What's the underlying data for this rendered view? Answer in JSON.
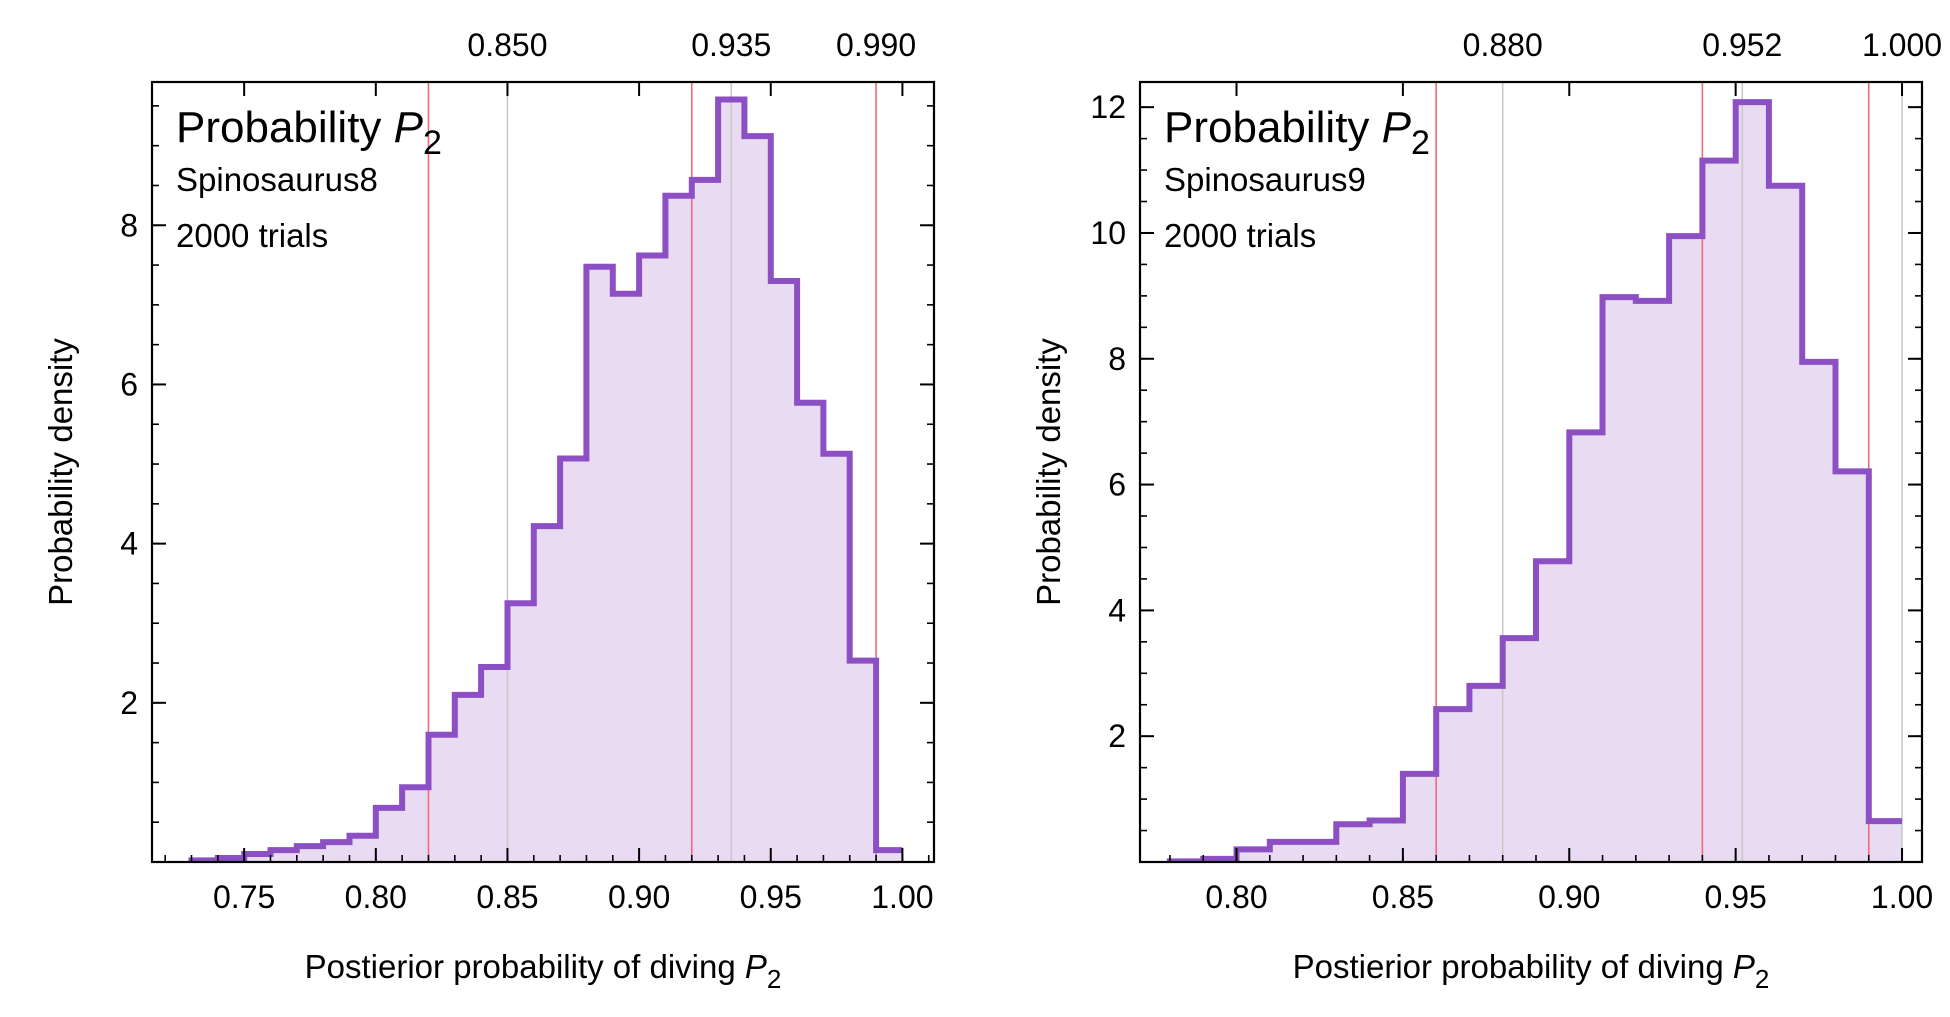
{
  "chart_data": [
    {
      "type": "histogram",
      "annotation": {
        "title_prefix": "Probability ",
        "title_var": "P",
        "title_sub": "2",
        "model": "Spinosaurus8",
        "trials": "2000 trials"
      },
      "xlabel_prefix": "Postierior probability of diving ",
      "xlabel_var": "P",
      "xlabel_sub": "2",
      "ylabel": "Probability density",
      "xlim": [
        0.715,
        1.012
      ],
      "ylim": [
        0,
        9.8
      ],
      "x_ticks": [
        "0.75",
        "0.80",
        "0.85",
        "0.90",
        "0.95",
        "1.00"
      ],
      "y_ticks": [
        "2",
        "4",
        "6",
        "8"
      ],
      "top_ticks": [
        "0.850",
        "0.935",
        "0.990"
      ],
      "top_values": [
        0.85,
        0.935,
        0.99
      ],
      "red_lines": [
        0.82,
        0.92,
        0.99
      ],
      "gray_lines": [
        0.85,
        0.935
      ],
      "bin_edges": [
        0.73,
        0.74,
        0.75,
        0.76,
        0.77,
        0.78,
        0.79,
        0.8,
        0.81,
        0.82,
        0.83,
        0.84,
        0.85,
        0.86,
        0.87,
        0.88,
        0.89,
        0.9,
        0.91,
        0.92,
        0.93,
        0.94,
        0.95,
        0.96,
        0.97,
        0.98,
        0.99,
        1.0
      ],
      "densities": [
        0.02,
        0.05,
        0.1,
        0.15,
        0.2,
        0.25,
        0.33,
        0.68,
        0.94,
        1.6,
        2.1,
        2.45,
        3.25,
        4.22,
        5.07,
        7.48,
        7.14,
        7.62,
        8.37,
        8.57,
        9.58,
        9.12,
        7.3,
        5.77,
        5.13,
        2.53,
        0.15
      ]
    },
    {
      "type": "histogram",
      "annotation": {
        "title_prefix": "Probability ",
        "title_var": "P",
        "title_sub": "2",
        "model": "Spinosaurus9",
        "trials": "2000 trials"
      },
      "xlabel_prefix": "Postierior probability of diving ",
      "xlabel_var": "P",
      "xlabel_sub": "2",
      "ylabel": "Probability density",
      "xlim": [
        0.771,
        1.006
      ],
      "ylim": [
        0,
        12.4
      ],
      "x_ticks": [
        "0.80",
        "0.85",
        "0.90",
        "0.95",
        "1.00"
      ],
      "y_ticks": [
        "2",
        "4",
        "6",
        "8",
        "10",
        "12"
      ],
      "top_ticks": [
        "0.880",
        "0.952",
        "1.000"
      ],
      "top_values": [
        0.88,
        0.952,
        1.0
      ],
      "red_lines": [
        0.86,
        0.94,
        0.99
      ],
      "gray_lines": [
        0.88,
        0.952,
        1.0
      ],
      "bin_edges": [
        0.78,
        0.79,
        0.8,
        0.81,
        0.82,
        0.83,
        0.84,
        0.85,
        0.86,
        0.87,
        0.88,
        0.89,
        0.9,
        0.91,
        0.92,
        0.93,
        0.94,
        0.95,
        0.96,
        0.97,
        0.98,
        0.99,
        1.0
      ],
      "densities": [
        0.01,
        0.05,
        0.2,
        0.32,
        0.32,
        0.6,
        0.66,
        1.4,
        2.43,
        2.8,
        3.56,
        4.78,
        6.83,
        8.98,
        8.92,
        9.95,
        11.15,
        12.08,
        10.75,
        7.95,
        6.21,
        0.65
      ]
    }
  ]
}
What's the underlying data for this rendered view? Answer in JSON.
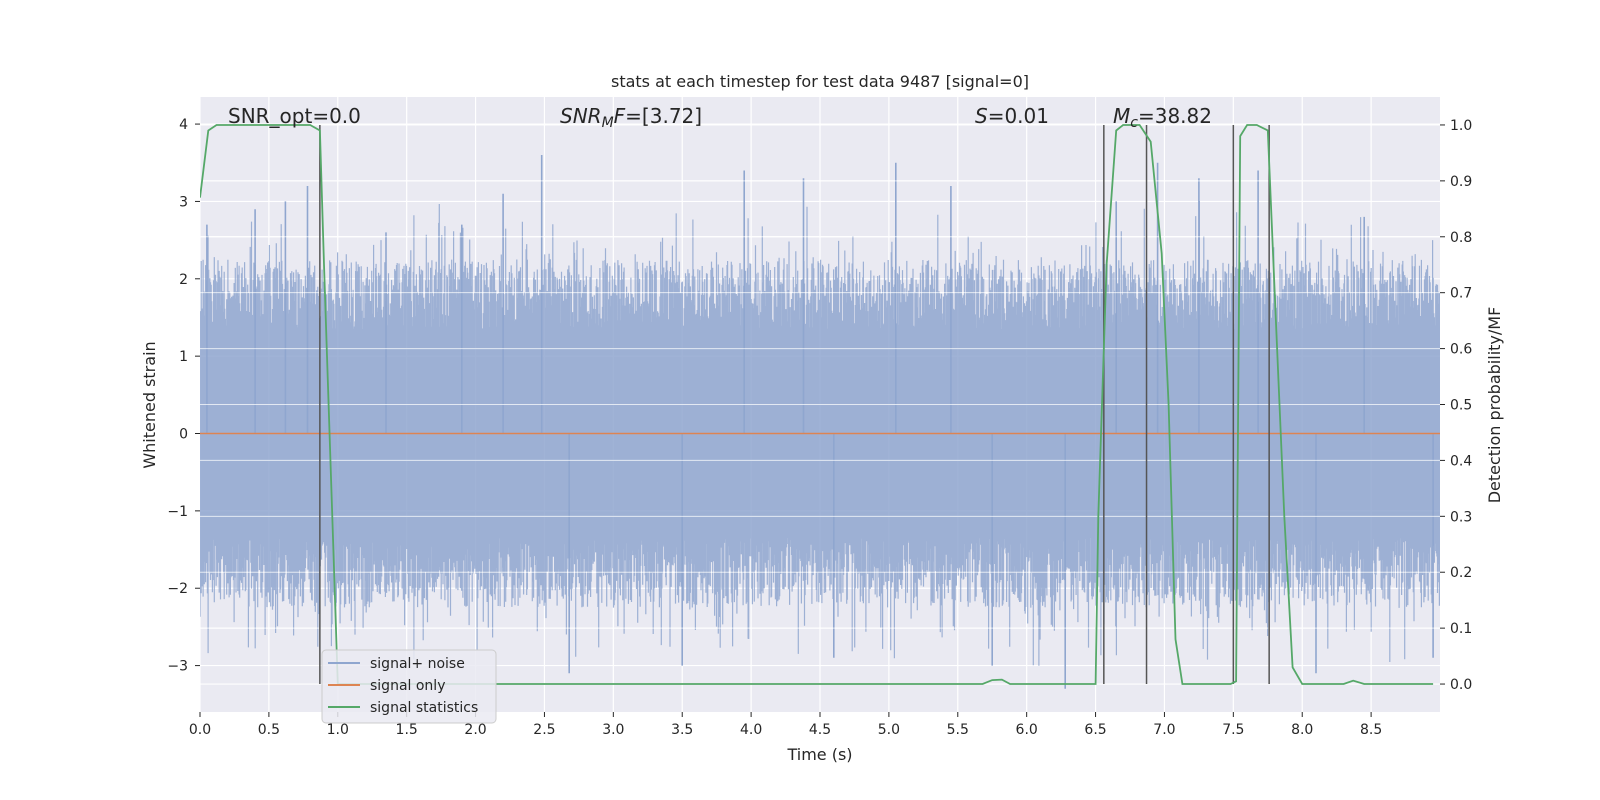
{
  "chart_data": {
    "type": "line",
    "title": "stats at each timestep for test data 9487 [signal=0]",
    "xlabel": "Time (s)",
    "ylabel_left": "Whitened strain",
    "ylabel_right": "Detection probability/MF",
    "xlim": [
      0.0,
      9.0
    ],
    "ylim_left": [
      -3.6,
      4.35
    ],
    "ylim_right": [
      -0.05,
      1.05
    ],
    "x_ticks": [
      "0.0",
      "0.5",
      "1.0",
      "1.5",
      "2.0",
      "2.5",
      "3.0",
      "3.5",
      "4.0",
      "4.5",
      "5.0",
      "5.5",
      "6.0",
      "6.5",
      "7.0",
      "7.5",
      "8.0",
      "8.5"
    ],
    "y_ticks_left": [
      "−3",
      "−2",
      "−1",
      "0",
      "1",
      "2",
      "3",
      "4"
    ],
    "y_ticks_right": [
      "0.0",
      "0.1",
      "0.2",
      "0.3",
      "0.4",
      "0.5",
      "0.6",
      "0.7",
      "0.8",
      "0.9",
      "1.0"
    ],
    "grid": true,
    "legend_position": "lower-left",
    "annotations": [
      {
        "label": "SNR_opt=0.0",
        "x": 0.2,
        "y": 4.1
      },
      {
        "label": "SNR_MF=[3.72]",
        "x": 2.6,
        "y": 4.1
      },
      {
        "label": "S=0.01",
        "x": 5.6,
        "y": 4.1
      },
      {
        "label": "M_c=38.82",
        "x": 6.6,
        "y": 4.1
      }
    ],
    "noise_envelope": {
      "typical_high": 1.8,
      "typical_low": -1.8,
      "peaks": [
        {
          "x": 0.05,
          "y": 2.7
        },
        {
          "x": 0.4,
          "y": 2.9
        },
        {
          "x": 0.62,
          "y": 3.0
        },
        {
          "x": 0.78,
          "y": 3.2
        },
        {
          "x": 1.35,
          "y": 2.6
        },
        {
          "x": 1.9,
          "y": 2.7
        },
        {
          "x": 2.2,
          "y": 3.1
        },
        {
          "x": 2.48,
          "y": 3.6
        },
        {
          "x": 2.68,
          "y": -3.1
        },
        {
          "x": 3.5,
          "y": -3.0
        },
        {
          "x": 3.95,
          "y": 3.4
        },
        {
          "x": 4.38,
          "y": 3.3
        },
        {
          "x": 4.6,
          "y": -2.9
        },
        {
          "x": 5.05,
          "y": 3.5
        },
        {
          "x": 5.45,
          "y": 3.2
        },
        {
          "x": 5.75,
          "y": -3.0
        },
        {
          "x": 6.28,
          "y": -3.3
        },
        {
          "x": 6.65,
          "y": 3.0
        },
        {
          "x": 6.95,
          "y": 3.5
        },
        {
          "x": 7.25,
          "y": 3.3
        },
        {
          "x": 7.68,
          "y": 3.4
        },
        {
          "x": 8.1,
          "y": -3.1
        },
        {
          "x": 8.45,
          "y": 2.8
        },
        {
          "x": 8.95,
          "y": -2.9
        }
      ]
    },
    "series": [
      {
        "name": "signal+ noise",
        "color": "#8fa6cf",
        "axis": "left",
        "x_range": [
          0.0,
          9.0
        ],
        "amplitude_std": 0.8
      },
      {
        "name": "signal only",
        "color": "#dd8452",
        "axis": "left",
        "x": [
          0.0,
          9.0
        ],
        "y": [
          0.0,
          0.0
        ]
      },
      {
        "name": "signal statistics",
        "color": "#55a868",
        "axis": "right",
        "x": [
          0.0,
          0.06,
          0.12,
          0.5,
          0.8,
          0.87,
          0.9,
          1.0,
          5.68,
          5.75,
          5.82,
          5.88,
          6.5,
          6.52,
          6.58,
          6.65,
          6.7,
          6.82,
          6.9,
          6.98,
          7.03,
          7.08,
          7.13,
          7.48,
          7.52,
          7.55,
          7.6,
          7.67,
          7.75,
          7.8,
          7.87,
          7.93,
          8.0,
          8.3,
          8.37,
          8.45,
          8.95
        ],
        "y": [
          0.87,
          0.99,
          1.0,
          1.0,
          1.0,
          0.99,
          0.75,
          0.0,
          0.0,
          0.007,
          0.008,
          0.0,
          0.0,
          0.3,
          0.75,
          0.99,
          1.0,
          1.0,
          0.97,
          0.77,
          0.5,
          0.08,
          0.0,
          0.0,
          0.005,
          0.98,
          1.0,
          1.0,
          0.99,
          0.7,
          0.3,
          0.03,
          0.0,
          0.0,
          0.006,
          0.0,
          0.0
        ]
      }
    ],
    "vertical_markers": {
      "color": "#555555",
      "x": [
        0.87,
        6.56,
        6.87,
        7.5,
        7.76
      ],
      "y_range": [
        0.0,
        1.0
      ]
    }
  }
}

-*-

▸ **INSTRUCTIONS TO FOLLOW**: Every line holding "signal" should be copied out.

▸ **WRITTEN SOLUTION**:
    "title": "stats at each timestep for test data 9487 [signal=0]",
        "name": "signal+ noise",
        "name": "signal only",
        "name": "signal statistics",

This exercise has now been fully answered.